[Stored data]
------

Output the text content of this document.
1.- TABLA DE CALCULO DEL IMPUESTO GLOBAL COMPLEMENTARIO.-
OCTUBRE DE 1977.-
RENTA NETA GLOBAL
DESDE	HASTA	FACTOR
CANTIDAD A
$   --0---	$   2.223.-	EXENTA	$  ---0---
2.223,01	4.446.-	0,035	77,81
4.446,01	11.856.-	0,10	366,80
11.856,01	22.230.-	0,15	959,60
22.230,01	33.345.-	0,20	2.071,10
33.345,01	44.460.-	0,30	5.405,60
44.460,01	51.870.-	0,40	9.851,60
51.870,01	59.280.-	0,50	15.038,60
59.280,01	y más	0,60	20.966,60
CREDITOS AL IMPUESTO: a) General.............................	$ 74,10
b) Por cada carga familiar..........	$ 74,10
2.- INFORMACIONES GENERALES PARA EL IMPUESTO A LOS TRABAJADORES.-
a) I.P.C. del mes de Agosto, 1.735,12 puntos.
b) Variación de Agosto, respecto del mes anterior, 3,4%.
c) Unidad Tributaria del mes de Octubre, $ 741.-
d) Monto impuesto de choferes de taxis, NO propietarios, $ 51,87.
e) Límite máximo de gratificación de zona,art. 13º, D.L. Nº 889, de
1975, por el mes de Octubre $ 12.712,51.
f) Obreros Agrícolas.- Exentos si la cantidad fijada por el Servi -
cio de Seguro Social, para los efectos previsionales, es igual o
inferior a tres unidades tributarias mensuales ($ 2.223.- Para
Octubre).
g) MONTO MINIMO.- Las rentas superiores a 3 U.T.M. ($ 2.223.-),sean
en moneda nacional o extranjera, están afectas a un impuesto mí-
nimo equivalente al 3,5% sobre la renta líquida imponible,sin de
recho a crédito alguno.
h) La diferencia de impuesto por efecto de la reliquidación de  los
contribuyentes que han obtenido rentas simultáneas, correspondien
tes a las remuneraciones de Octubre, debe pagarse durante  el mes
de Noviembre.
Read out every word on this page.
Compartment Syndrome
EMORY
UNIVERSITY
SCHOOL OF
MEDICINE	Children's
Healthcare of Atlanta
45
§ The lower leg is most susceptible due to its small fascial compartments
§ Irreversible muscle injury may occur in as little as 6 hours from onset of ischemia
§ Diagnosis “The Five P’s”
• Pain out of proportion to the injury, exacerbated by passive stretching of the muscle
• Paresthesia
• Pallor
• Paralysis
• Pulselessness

------

■ **Stated task**: Pull out all lines containing the word "rentas" from the entries above.

■ **Output of the task**:
g) MONTO MINIMO.- Las rentas superiores a 3 U.T.M. ($ 2.223.-),sean
contribuyentes que han obtenido rentas simultáneas, correspondien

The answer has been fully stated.